◆ Prompt ◆
Without the images, write out the whole listing exactly.
★ ★ ★ ★ ★ ★ ★
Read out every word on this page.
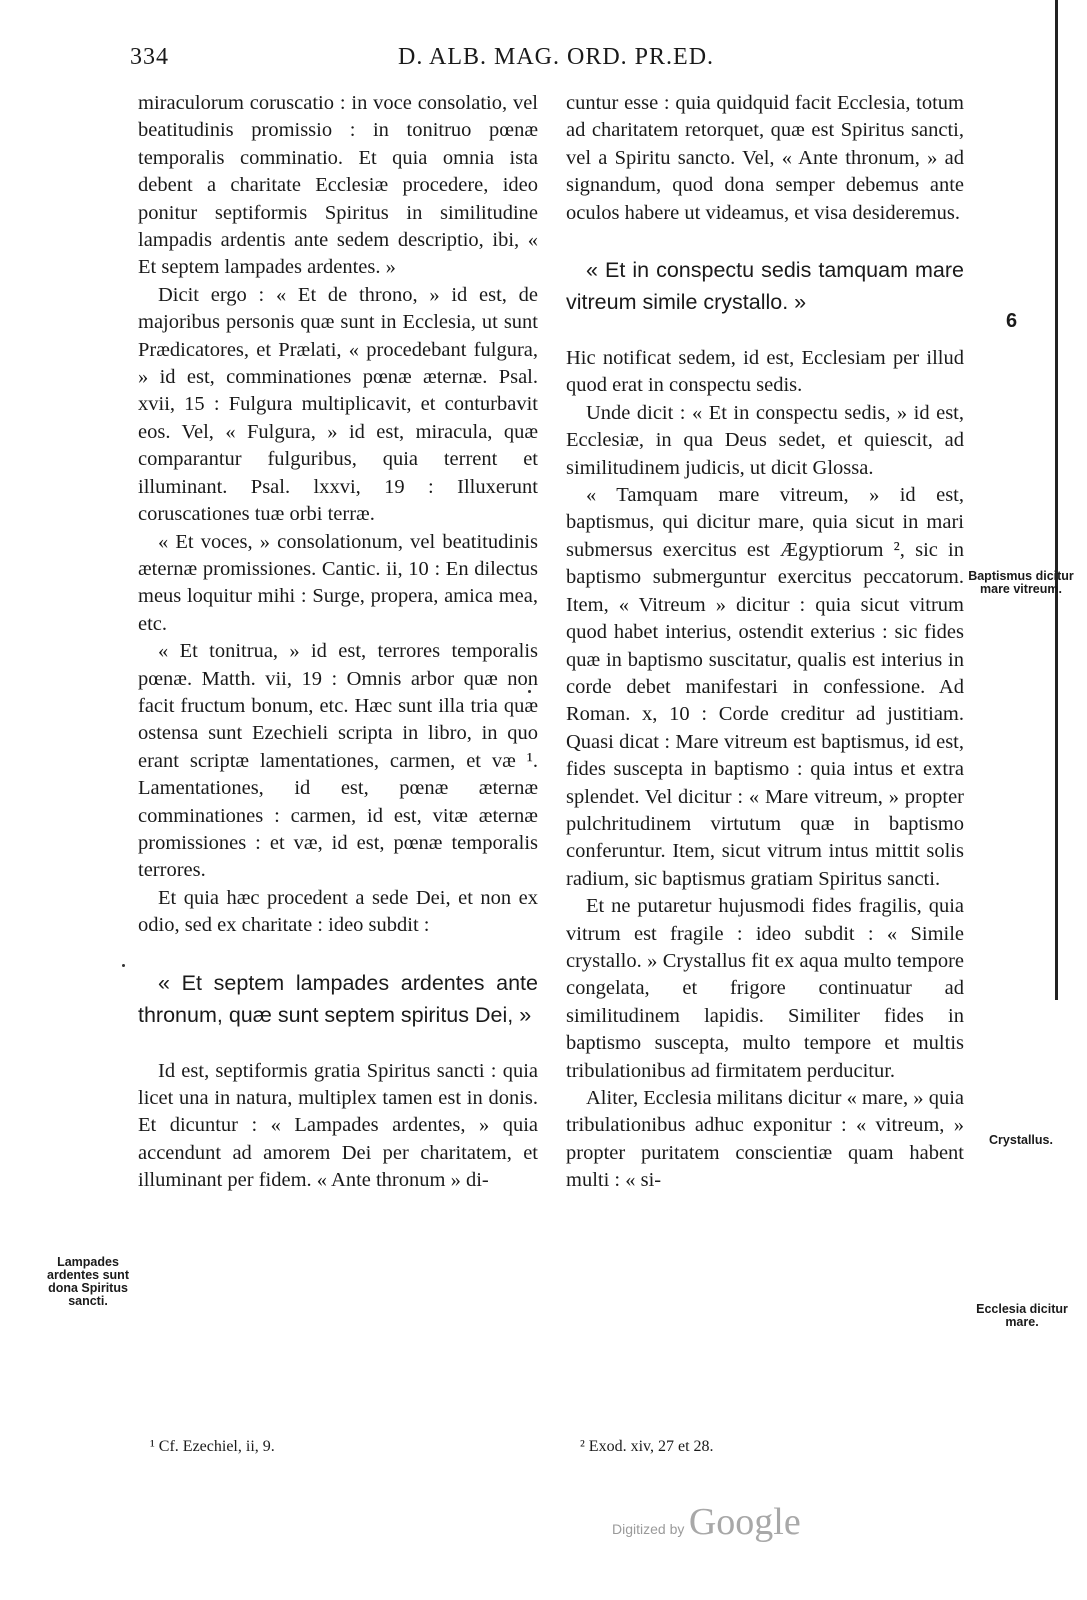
334	D. ALB. MAG. ORD. PR.ED.

miraculorum coruscatio : in voce consolatio, vel beatitudinis promissio : in tonitruo pœnæ temporalis comminatio. Et quia omnia ista debent a charitate Ecclesiæ procedere, ideo ponitur septiformis Spiritus in similitudine lampadis ardentis ante sedem descriptio, ibi, « Et septem lampades ardentes. »

Dicit ergo : « Et de throno, » id est, de majoribus personis quæ sunt in Ecclesia, ut sunt Prædicatores, et Prælati, « procedebant fulgura, » id est, comminationes pœnæ æternæ. Psal. xvii, 15 : Fulgura multiplicavit, et conturbavit eos. Vel, « Fulgura, » id est, miracula, quæ comparantur fulguribus, quia terrent et illuminant. Psal. lxxvi, 19 : Illuxerunt coruscationes tuæ orbi terræ.

« Et voces, » consolationum, vel beatitudinis æternæ promissiones. Cantic. ii, 10 : En dilectus meus loquitur mihi : Surge, propera, amica mea, etc.

« Et tonitrua, » id est, terrores temporalis pœnæ. Matth. vii, 19 : Omnis arbor quæ non facit fructum bonum, etc. Hæc sunt illa tria quæ ostensa sunt Ezechieli scripta in libro, in quo erant scriptæ lamentationes, carmen, et væ ¹. Lamentationes, id est, pœnæ æternæ comminationes : carmen, id est, vitæ æternæ promissiones : et væ, id est, pœnæ temporalis terrores.

Et quia hæc procedent a sede Dei, et non ex odio, sed ex charitate : ideo subdit :

« Et septem lampades ardentes ante thronum, quæ sunt septem spiritus Dei, »

Id est, septiformis gratia Spiritus sancti : quia licet una in natura, multiplex tamen est in donis. Et dicuntur : « Lampades ardentes, » quia accendunt ad amorem Dei per charitatem, et illuminant per fidem. « Ante thronum » di-

cuntur esse : quia quidquid facit Ecclesia, totum ad charitatem retorquet, quæ est Spiritus sancti, vel a Spiritu sancto. Vel, « Ante thronum, » ad signandum, quod dona semper debemus ante oculos habere ut videamus, et visa desideremus.

« Et in conspectu sedis tamquam mare vitreum simile crystallo. »

Hic notificat sedem, id est, Ecclesiam per illud quod erat in conspectu sedis.

Unde dicit : « Et in conspectu sedis, » id est, Ecclesiæ, in qua Deus sedet, et quiescit, ad similitudinem judicis, ut dicit Glossa.

« Tamquam mare vitreum, » id est, baptismus, qui dicitur mare, quia sicut in mari submersus exercitus est Ægyptiorum ², sic in baptismo submerguntur exercitus peccatorum. Item, « Vitreum » dicitur : quia sicut vitrum quod habet interius, ostendit exterius : sic fides quæ in baptismo suscitatur, qualis est interius in corde debet manifestari in confessione. Ad Roman. x, 10 : Corde creditur ad justitiam. Quasi dicat : Mare vitreum est baptismus, id est, fides suscepta in baptismo : quia intus et extra splendet. Vel dicitur : « Mare vitreum, » propter pulchritudinem virtutum quæ in baptismo conferuntur. Item, sicut vitrum intus mittit solis radium, sic baptismus gratiam Spiritus sancti.

Et ne putaretur hujusmodi fides fragilis, quia vitrum est fragile : ideo subdit : « Simile crystallo. » Crystallus fit ex aqua multo tempore congelata, et frigore continuatur ad similitudinem lapidis. Similiter fides in baptismo suscepta, multo tempore et multis tribulationibus ad firmitatem perducitur.

Aliter, Ecclesia militans dicitur « mare, » quia tribulationibus adhuc exponitur : « vitreum, » propter puritatem conscientiæ quam habent multi : « si-

Lampades ardentes sunt dona Spiritus sancti.
Baptismus dicitur mare vitreum.
Crystallus.
Ecclesia dicitur mare.
6
¹ Cf. Ezechiel, ii, 9.	² Exod. xiv, 27 et 28.
Digitized by Google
★ ★ ★ ★ ★ ★ ★
◆ Response to this task ◆
Read out every word on this page.
334	D. ALB. MAG. ORD. PR.ED.

miraculorum coruscatio : in voce consolatio, vel beatitudinis promissio : in tonitruo pœnæ temporalis comminatio. Et quia omnia ista debent a charitate Ecclesiæ procedere, ideo ponitur septiformis Spiritus in similitudine lampadis ardentis ante sedem descriptio, ibi, « Et septem lampades ardentes. »

Dicit ergo : « Et de throno, » id est, de majoribus personis quæ sunt in Ecclesia, ut sunt Prædicatores, et Prælati, « procedebant fulgura, » id est, comminationes pœnæ æternæ. Psal. xvii, 15 : Fulgura multiplicavit, et conturbavit eos. Vel, « Fulgura, » id est, miracula, quæ comparantur fulguribus, quia terrent et illuminant. Psal. lxxvi, 19 : Illuxerunt coruscationes tuæ orbi terræ.

« Et voces, » consolationum, vel beatitudinis æternæ promissiones. Cantic. ii, 10 : En dilectus meus loquitur mihi : Surge, propera, amica mea, etc.

« Et tonitrua, » id est, terrores temporalis pœnæ. Matth. vii, 19 : Omnis arbor quæ non facit fructum bonum, etc. Hæc sunt illa tria quæ ostensa sunt Ezechieli scripta in libro, in quo erant scriptæ lamentationes, carmen, et væ ¹. Lamentationes, id est, pœnæ æternæ comminationes : carmen, id est, vitæ æternæ promissiones : et væ, id est, pœnæ temporalis terrores.

Et quia hæc procedent a sede Dei, et non ex odio, sed ex charitate : ideo subdit :

« Et septem lampades ardentes ante thronum, quæ sunt septem spiritus Dei, »

Id est, septiformis gratia Spiritus sancti : quia licet una in natura, multiplex tamen est in donis. Et dicuntur : « Lampades ardentes, » quia accendunt ad amorem Dei per charitatem, et illuminant per fidem. « Ante thronum » di-

cuntur esse : quia quidquid facit Ecclesia, totum ad charitatem retorquet, quæ est Spiritus sancti, vel a Spiritu sancto. Vel, « Ante thronum, » ad signandum, quod dona semper debemus ante oculos habere ut videamus, et visa desideremus.

« Et in conspectu sedis tamquam mare vitreum simile crystallo. »

Hic notificat sedem, id est, Ecclesiam per illud quod erat in conspectu sedis.

Unde dicit : « Et in conspectu sedis, » id est, Ecclesiæ, in qua Deus sedet, et quiescit, ad similitudinem judicis, ut dicit Glossa.

« Tamquam mare vitreum, » id est, baptismus, qui dicitur mare, quia sicut in mari submersus exercitus est Ægyptiorum ², sic in baptismo submerguntur exercitus peccatorum. Item, « Vitreum » dicitur : quia sicut vitrum quod habet interius, ostendit exterius : sic fides quæ in baptismo suscitatur, qualis est interius in corde debet manifestari in confessione. Ad Roman. x, 10 : Corde creditur ad justitiam. Quasi dicat : Mare vitreum est baptismus, id est, fides suscepta in baptismo : quia intus et extra splendet. Vel dicitur : « Mare vitreum, » propter pulchritudinem virtutum quæ in baptismo conferuntur. Item, sicut vitrum intus mittit solis radium, sic baptismus gratiam Spiritus sancti.

Et ne putaretur hujusmodi fides fragilis, quia vitrum est fragile : ideo subdit : « Simile crystallo. » Crystallus fit ex aqua multo tempore congelata, et frigore continuatur ad similitudinem lapidis. Similiter fides in baptismo suscepta, multo tempore et multis tribulationibus ad firmitatem perducitur.

Aliter, Ecclesia militans dicitur « mare, » quia tribulationibus adhuc exponitur : « vitreum, » propter puritatem conscientiæ quam habent multi : « si-

Lampades ardentes sunt dona Spiritus sancti.
Baptismus dicitur mare vitreum.
Crystallus.
Ecclesia dicitur mare.
6
¹ Cf. Ezechiel, ii, 9.	² Exod. xiv, 27 et 28.
Digitized by Google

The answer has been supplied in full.